* START LISTING *
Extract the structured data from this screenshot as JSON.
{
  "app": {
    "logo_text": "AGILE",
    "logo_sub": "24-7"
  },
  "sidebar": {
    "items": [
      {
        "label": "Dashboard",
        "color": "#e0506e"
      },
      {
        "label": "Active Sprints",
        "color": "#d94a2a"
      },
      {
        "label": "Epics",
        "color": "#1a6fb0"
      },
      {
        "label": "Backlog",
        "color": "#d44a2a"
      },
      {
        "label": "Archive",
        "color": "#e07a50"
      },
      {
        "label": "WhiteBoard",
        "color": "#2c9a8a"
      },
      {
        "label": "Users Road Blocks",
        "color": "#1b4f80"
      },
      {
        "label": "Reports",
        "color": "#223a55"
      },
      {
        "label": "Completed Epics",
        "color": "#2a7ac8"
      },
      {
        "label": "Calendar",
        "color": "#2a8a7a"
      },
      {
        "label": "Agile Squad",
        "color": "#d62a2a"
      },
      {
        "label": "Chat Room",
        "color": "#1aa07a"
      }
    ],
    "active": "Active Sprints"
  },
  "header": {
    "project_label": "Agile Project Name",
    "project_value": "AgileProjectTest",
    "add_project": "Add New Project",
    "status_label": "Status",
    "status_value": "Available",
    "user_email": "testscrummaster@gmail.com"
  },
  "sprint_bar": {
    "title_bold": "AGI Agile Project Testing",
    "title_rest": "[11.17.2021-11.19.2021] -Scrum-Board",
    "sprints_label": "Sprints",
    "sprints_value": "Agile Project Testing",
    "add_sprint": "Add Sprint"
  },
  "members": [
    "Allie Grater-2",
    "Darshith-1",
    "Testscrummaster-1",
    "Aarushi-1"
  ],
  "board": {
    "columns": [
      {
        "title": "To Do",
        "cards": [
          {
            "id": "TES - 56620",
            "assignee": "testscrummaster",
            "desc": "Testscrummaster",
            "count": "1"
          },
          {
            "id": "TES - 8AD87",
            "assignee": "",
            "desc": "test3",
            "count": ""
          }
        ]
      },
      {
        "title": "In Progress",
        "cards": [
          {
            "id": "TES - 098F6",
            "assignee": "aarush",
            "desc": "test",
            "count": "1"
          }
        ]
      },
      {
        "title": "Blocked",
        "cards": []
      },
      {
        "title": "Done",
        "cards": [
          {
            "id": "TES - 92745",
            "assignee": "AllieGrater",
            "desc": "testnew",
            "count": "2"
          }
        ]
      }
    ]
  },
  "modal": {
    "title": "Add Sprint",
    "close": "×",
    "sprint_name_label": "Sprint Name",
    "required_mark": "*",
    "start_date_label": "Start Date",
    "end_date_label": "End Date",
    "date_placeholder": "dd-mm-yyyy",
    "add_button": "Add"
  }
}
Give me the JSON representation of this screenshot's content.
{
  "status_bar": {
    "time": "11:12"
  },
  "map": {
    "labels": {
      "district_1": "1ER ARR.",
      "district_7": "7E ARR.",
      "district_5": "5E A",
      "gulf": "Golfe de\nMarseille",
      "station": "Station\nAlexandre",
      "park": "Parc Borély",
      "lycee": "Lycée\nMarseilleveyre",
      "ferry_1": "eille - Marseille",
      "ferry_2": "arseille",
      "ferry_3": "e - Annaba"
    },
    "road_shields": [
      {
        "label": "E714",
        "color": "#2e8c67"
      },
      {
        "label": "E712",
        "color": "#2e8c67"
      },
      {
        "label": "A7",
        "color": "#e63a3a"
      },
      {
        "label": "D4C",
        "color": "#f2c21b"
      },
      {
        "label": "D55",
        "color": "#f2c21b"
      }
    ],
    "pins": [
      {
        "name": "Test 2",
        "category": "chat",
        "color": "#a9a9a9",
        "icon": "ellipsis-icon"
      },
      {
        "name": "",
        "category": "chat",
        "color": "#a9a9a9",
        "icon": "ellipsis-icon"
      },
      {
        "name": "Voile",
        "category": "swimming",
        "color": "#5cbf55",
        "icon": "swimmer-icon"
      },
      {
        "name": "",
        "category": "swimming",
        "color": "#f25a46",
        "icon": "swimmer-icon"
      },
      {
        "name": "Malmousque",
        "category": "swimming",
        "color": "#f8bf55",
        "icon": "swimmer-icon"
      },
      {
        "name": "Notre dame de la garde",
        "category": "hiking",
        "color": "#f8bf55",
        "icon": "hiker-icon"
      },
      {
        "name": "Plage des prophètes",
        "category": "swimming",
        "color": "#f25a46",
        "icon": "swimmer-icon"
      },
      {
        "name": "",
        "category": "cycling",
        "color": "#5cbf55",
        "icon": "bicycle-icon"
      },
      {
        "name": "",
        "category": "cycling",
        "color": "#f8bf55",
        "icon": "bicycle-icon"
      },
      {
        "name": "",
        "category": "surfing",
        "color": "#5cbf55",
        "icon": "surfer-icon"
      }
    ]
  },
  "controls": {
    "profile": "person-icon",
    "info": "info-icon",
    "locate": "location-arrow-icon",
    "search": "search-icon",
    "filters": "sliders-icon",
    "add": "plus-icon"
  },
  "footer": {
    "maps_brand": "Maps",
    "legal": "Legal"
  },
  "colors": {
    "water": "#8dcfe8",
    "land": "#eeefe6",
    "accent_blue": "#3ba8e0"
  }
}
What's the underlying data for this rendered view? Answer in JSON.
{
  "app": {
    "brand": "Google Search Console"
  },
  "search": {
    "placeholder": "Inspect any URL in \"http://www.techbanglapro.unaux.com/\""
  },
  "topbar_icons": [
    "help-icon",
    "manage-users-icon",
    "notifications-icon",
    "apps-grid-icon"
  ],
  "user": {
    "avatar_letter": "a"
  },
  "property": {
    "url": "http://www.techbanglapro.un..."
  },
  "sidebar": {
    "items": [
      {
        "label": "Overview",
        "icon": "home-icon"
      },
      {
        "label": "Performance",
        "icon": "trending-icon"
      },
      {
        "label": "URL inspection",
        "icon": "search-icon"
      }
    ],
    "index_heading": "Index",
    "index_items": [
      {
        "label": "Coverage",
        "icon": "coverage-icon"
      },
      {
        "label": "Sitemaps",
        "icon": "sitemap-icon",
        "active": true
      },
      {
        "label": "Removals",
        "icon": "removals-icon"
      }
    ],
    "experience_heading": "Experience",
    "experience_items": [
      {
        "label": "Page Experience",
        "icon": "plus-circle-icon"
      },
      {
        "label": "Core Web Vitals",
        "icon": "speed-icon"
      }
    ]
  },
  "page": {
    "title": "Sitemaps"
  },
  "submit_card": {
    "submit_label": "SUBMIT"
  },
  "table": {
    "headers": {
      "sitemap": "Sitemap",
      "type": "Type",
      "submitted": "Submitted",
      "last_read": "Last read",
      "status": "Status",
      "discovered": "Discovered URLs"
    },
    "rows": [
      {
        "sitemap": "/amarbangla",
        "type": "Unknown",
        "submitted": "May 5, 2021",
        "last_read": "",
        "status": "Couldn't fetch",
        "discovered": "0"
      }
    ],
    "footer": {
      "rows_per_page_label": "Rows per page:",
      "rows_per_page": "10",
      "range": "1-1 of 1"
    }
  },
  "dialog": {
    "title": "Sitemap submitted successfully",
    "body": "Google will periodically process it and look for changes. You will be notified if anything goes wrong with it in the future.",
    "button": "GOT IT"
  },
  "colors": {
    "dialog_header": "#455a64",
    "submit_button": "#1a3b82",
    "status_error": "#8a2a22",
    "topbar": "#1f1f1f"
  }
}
* END LISTING *
• [INSTRUCTIONS TO FOLLOW]:
Return the listing above in full, character for character.

• [EXERCISE SOLUTION]:
Extract the structured data from this screenshot as JSON.
{
  "app": {
    "logo_text": "AGILE",
    "logo_sub": "24-7"
  },
  "sidebar": {
    "items": [
      {
        "label": "Dashboard",
        "color": "#e0506e"
      },
      {
        "label": "Active Sprints",
        "color": "#d94a2a"
      },
      {
        "label": "Epics",
        "color": "#1a6fb0"
      },
      {
        "label": "Backlog",
        "color": "#d44a2a"
      },
      {
        "label": "Archive",
        "color": "#e07a50"
      },
      {
        "label": "WhiteBoard",
        "color": "#2c9a8a"
      },
      {
        "label": "Users Road Blocks",
        "color": "#1b4f80"
      },
      {
        "label": "Reports",
        "color": "#223a55"
      },
      {
        "label": "Completed Epics",
        "color": "#2a7ac8"
      },
      {
        "label": "Calendar",
        "color": "#2a8a7a"
      },
      {
        "label": "Agile Squad",
        "color": "#d62a2a"
      },
      {
        "label": "Chat Room",
        "color": "#1aa07a"
      }
    ],
    "active": "Active Sprints"
  },
  "header": {
    "project_label": "Agile Project Name",
    "project_value": "AgileProjectTest",
    "add_project": "Add New Project",
    "status_label": "Status",
    "status_value": "Available",
    "user_email": "testscrummaster@gmail.com"
  },
  "sprint_bar": {
    "title_bold": "AGI Agile Project Testing",
    "title_rest": "[11.17.2021-11.19.2021] -Scrum-Board",
    "sprints_label": "Sprints",
    "sprints_value": "Agile Project Testing",
    "add_sprint": "Add Sprint"
  },
  "members": [
    "Allie Grater-2",
    "Darshith-1",
    "Testscrummaster-1",
    "Aarushi-1"
  ],
  "board": {
    "columns": [
      {
        "title": "To Do",
        "cards": [
          {
            "id": "TES - 56620",
            "assignee": "testscrummaster",
            "desc": "Testscrummaster",
            "count": "1"
          },
          {
            "id": "TES - 8AD87",
            "assignee": "",
            "desc": "test3",
            "count": ""
          }
        ]
      },
      {
        "title": "In Progress",
        "cards": [
          {
            "id": "TES - 098F6",
            "assignee": "aarush",
            "desc": "test",
            "count": "1"
          }
        ]
      },
      {
        "title": "Blocked",
        "cards": []
      },
      {
        "title": "Done",
        "cards": [
          {
            "id": "TES - 92745",
            "assignee": "AllieGrater",
            "desc": "testnew",
            "count": "2"
          }
        ]
      }
    ]
  },
  "modal": {
    "title": "Add Sprint",
    "close": "×",
    "sprint_name_label": "Sprint Name",
    "required_mark": "*",
    "start_date_label": "Start Date",
    "end_date_label": "End Date",
    "date_placeholder": "dd-mm-yyyy",
    "add_button": "Add"
  }
}
Give me the JSON representation of this screenshot's content.
{
  "status_bar": {
    "time": "11:12"
  },
  "map": {
    "labels": {
      "district_1": "1ER ARR.",
      "district_7": "7E ARR.",
      "district_5": "5E A",
      "gulf": "Golfe de\nMarseille",
      "station": "Station\nAlexandre",
      "park": "Parc Borély",
      "lycee": "Lycée\nMarseilleveyre",
      "ferry_1": "eille - Marseille",
      "ferry_2": "arseille",
      "ferry_3": "e - Annaba"
    },
    "road_shields": [
      {
        "label": "E714",
        "color": "#2e8c67"
      },
      {
        "label": "E712",
        "color": "#2e8c67"
      },
      {
        "label": "A7",
        "color": "#e63a3a"
      },
      {
        "label": "D4C",
        "color": "#f2c21b"
      },
      {
        "label": "D55",
        "color": "#f2c21b"
      }
    ],
    "pins": [
      {
        "name": "Test 2",
        "category": "chat",
        "color": "#a9a9a9",
        "icon": "ellipsis-icon"
      },
      {
        "name": "",
        "category": "chat",
        "color": "#a9a9a9",
        "icon": "ellipsis-icon"
      },
      {
        "name": "Voile",
        "category": "swimming",
        "color": "#5cbf55",
        "icon": "swimmer-icon"
      },
      {
        "name": "",
        "category": "swimming",
        "color": "#f25a46",
        "icon": "swimmer-icon"
      },
      {
        "name": "Malmousque",
        "category": "swimming",
        "color": "#f8bf55",
        "icon": "swimmer-icon"
      },
      {
        "name": "Notre dame de la garde",
        "category": "hiking",
        "color": "#f8bf55",
        "icon": "hiker-icon"
      },
      {
        "name": "Plage des prophètes",
        "category": "swimming",
        "color": "#f25a46",
        "icon": "swimmer-icon"
      },
      {
        "name": "",
        "category": "cycling",
        "color": "#5cbf55",
        "icon": "bicycle-icon"
      },
      {
        "name": "",
        "category": "cycling",
        "color": "#f8bf55",
        "icon": "bicycle-icon"
      },
      {
        "name": "",
        "category": "surfing",
        "color": "#5cbf55",
        "icon": "surfer-icon"
      }
    ]
  },
  "controls": {
    "profile": "person-icon",
    "info": "info-icon",
    "locate": "location-arrow-icon",
    "search": "search-icon",
    "filters": "sliders-icon",
    "add": "plus-icon"
  },
  "footer": {
    "maps_brand": "Maps",
    "legal": "Legal"
  },
  "colors": {
    "water": "#8dcfe8",
    "land": "#eeefe6",
    "accent_blue": "#3ba8e0"
  }
}
What's the underlying data for this rendered view? Answer in JSON.
{
  "app": {
    "brand": "Google Search Console"
  },
  "search": {
    "placeholder": "Inspect any URL in \"http://www.techbanglapro.unaux.com/\""
  },
  "topbar_icons": [
    "help-icon",
    "manage-users-icon",
    "notifications-icon",
    "apps-grid-icon"
  ],
  "user": {
    "avatar_letter": "a"
  },
  "property": {
    "url": "http://www.techbanglapro.un..."
  },
  "sidebar": {
    "items": [
      {
        "label": "Overview",
        "icon": "home-icon"
      },
      {
        "label": "Performance",
        "icon": "trending-icon"
      },
      {
        "label": "URL inspection",
        "icon": "search-icon"
      }
    ],
    "index_heading": "Index",
    "index_items": [
      {
        "label": "Coverage",
        "icon": "coverage-icon"
      },
      {
        "label": "Sitemaps",
        "icon": "sitemap-icon",
        "active": true
      },
      {
        "label": "Removals",
        "icon": "removals-icon"
      }
    ],
    "experience_heading": "Experience",
    "experience_items": [
      {
        "label": "Page Experience",
        "icon": "plus-circle-icon"
      },
      {
        "label": "Core Web Vitals",
        "icon": "speed-icon"
      }
    ]
  },
  "page": {
    "title": "Sitemaps"
  },
  "submit_card": {
    "submit_label": "SUBMIT"
  },
  "table": {
    "headers": {
      "sitemap": "Sitemap",
      "type": "Type",
      "submitted": "Submitted",
      "last_read": "Last read",
      "status": "Status",
      "discovered": "Discovered URLs"
    },
    "rows": [
      {
        "sitemap": "/amarbangla",
        "type": "Unknown",
        "submitted": "May 5, 2021",
        "last_read": "",
        "status": "Couldn't fetch",
        "discovered": "0"
      }
    ],
    "footer": {
      "rows_per_page_label": "Rows per page:",
      "rows_per_page": "10",
      "range": "1-1 of 1"
    }
  },
  "dialog": {
    "title": "Sitemap submitted successfully",
    "body": "Google will periodically process it and look for changes. You will be notified if anything goes wrong with it in the future.",
    "button": "GOT IT"
  },
  "colors": {
    "dialog_header": "#455a64",
    "submit_button": "#1a3b82",
    "status_error": "#8a2a22",
    "topbar": "#1f1f1f"
  }
}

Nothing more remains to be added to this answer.